Problem description:
Only the number is wanted: tally the lines below that contain the word "listopad".

Material provided:
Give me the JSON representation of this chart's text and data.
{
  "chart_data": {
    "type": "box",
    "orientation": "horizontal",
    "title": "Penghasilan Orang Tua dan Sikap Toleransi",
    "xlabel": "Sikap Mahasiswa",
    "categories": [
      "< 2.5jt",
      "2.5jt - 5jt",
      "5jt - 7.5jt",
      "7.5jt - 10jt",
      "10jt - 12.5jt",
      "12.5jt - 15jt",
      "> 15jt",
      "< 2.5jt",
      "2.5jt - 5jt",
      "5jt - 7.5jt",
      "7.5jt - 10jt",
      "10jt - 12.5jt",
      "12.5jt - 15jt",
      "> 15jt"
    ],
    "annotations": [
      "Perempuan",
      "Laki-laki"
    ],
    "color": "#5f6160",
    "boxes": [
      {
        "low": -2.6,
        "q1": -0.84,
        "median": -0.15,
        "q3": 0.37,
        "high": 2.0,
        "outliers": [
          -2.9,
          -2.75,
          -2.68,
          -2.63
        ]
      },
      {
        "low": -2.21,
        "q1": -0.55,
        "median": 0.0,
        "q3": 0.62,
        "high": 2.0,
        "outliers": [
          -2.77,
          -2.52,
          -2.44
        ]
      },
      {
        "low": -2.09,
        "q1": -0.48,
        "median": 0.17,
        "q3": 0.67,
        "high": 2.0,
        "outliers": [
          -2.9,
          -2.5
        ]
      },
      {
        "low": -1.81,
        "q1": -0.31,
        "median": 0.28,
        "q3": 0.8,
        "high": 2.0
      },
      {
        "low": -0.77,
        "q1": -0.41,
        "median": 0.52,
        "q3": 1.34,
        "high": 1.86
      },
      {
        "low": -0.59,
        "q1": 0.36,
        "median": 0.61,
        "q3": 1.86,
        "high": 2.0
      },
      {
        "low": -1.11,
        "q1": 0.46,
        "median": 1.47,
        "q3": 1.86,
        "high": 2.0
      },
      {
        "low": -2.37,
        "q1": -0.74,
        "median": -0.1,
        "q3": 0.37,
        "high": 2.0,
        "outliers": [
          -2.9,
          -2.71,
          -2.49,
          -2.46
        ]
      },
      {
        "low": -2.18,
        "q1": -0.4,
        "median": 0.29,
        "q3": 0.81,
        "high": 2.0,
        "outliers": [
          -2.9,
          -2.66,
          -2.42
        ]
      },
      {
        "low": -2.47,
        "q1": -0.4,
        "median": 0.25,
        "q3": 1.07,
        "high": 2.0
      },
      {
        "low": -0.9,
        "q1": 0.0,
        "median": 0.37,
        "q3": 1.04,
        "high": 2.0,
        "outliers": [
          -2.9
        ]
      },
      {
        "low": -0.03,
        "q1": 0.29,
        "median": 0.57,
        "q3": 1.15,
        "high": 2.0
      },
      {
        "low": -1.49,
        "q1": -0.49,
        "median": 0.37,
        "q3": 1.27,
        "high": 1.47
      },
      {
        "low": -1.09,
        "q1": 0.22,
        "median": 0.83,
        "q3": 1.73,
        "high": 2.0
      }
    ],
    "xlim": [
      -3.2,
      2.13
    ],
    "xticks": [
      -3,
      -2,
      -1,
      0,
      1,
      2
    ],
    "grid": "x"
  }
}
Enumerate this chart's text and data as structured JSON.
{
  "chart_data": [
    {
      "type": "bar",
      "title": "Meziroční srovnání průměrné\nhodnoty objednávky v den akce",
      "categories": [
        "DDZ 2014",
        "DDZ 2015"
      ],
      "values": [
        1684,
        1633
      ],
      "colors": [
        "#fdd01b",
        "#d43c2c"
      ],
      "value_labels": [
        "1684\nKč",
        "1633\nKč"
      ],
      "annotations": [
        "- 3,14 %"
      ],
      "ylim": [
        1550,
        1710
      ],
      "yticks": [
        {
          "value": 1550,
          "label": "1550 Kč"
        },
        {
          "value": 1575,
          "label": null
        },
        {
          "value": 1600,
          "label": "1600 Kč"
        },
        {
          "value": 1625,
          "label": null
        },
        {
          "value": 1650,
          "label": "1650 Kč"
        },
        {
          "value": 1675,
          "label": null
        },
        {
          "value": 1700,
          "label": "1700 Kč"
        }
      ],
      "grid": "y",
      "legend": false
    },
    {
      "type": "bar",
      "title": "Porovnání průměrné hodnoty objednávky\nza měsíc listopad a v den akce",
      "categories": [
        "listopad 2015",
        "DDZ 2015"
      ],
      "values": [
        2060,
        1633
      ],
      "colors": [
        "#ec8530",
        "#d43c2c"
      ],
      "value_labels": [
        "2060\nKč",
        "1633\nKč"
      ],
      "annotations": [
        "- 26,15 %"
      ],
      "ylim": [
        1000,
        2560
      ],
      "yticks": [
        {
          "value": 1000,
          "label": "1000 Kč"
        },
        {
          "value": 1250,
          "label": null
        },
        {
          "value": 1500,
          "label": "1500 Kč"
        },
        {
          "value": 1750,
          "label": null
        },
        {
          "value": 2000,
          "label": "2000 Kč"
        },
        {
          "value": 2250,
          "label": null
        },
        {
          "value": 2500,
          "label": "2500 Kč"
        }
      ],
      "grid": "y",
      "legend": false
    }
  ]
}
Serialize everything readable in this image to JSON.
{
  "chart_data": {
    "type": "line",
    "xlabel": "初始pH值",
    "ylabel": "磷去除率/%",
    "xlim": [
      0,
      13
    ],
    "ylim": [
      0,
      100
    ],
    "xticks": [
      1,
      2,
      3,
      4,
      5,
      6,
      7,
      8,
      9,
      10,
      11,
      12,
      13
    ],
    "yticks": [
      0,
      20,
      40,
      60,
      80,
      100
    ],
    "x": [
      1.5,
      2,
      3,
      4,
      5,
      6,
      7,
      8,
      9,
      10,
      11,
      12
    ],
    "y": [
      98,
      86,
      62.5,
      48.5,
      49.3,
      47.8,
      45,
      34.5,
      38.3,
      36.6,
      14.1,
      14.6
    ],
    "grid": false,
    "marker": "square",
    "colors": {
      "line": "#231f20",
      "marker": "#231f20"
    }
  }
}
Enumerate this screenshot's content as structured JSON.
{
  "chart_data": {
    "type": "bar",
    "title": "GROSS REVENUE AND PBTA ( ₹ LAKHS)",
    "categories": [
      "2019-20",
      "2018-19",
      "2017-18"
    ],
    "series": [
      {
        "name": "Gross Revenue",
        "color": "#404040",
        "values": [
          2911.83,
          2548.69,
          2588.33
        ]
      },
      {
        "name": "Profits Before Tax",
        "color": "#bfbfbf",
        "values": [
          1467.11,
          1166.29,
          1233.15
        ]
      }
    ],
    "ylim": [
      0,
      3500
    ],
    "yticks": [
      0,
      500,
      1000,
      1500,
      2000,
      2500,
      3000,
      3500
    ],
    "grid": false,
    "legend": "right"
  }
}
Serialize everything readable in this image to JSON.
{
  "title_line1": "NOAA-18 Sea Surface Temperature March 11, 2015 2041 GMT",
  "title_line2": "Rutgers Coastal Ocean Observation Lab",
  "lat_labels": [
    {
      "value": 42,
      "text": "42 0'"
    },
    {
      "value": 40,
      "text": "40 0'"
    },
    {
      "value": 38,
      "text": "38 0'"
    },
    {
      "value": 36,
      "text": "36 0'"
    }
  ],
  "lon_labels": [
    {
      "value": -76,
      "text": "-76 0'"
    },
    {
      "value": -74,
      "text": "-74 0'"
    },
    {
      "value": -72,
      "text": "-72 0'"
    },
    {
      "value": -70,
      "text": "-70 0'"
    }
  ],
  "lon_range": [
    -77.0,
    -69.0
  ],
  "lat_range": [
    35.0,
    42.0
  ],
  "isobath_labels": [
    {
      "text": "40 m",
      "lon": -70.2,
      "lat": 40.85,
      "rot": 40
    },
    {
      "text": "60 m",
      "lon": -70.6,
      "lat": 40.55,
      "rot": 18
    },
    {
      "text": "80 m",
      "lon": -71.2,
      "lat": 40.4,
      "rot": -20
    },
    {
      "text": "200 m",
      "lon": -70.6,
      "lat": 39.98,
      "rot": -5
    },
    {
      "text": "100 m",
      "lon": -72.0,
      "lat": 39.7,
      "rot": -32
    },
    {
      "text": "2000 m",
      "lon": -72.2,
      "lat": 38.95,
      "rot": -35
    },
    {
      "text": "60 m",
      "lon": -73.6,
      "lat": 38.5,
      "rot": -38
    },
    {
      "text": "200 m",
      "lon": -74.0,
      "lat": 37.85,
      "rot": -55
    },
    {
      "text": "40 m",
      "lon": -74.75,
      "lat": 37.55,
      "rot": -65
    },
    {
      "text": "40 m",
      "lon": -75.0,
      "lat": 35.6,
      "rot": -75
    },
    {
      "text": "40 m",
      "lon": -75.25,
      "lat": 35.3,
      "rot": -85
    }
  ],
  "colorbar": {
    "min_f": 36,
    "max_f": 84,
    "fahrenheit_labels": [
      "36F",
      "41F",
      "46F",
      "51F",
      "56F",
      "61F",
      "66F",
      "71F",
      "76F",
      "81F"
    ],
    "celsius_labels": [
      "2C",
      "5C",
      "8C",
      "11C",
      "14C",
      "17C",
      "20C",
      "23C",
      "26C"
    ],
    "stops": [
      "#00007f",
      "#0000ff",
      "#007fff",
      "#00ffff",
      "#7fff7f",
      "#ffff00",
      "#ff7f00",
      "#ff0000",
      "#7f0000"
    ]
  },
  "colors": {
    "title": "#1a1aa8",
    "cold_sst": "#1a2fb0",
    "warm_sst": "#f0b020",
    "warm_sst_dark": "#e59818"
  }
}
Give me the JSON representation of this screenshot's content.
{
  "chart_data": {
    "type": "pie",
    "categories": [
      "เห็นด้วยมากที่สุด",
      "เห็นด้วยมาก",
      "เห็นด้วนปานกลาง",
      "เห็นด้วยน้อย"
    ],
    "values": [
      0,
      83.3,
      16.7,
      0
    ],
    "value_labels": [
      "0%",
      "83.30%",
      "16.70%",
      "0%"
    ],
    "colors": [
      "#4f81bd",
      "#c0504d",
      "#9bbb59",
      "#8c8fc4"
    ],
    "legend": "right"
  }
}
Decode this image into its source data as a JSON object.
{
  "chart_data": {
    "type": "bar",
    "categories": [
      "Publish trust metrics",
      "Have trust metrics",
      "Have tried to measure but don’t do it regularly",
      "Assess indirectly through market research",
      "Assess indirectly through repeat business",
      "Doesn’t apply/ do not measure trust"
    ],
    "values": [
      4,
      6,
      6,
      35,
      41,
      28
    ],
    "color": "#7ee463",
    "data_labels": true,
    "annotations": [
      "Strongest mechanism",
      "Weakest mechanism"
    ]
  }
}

Output of the exercise:
2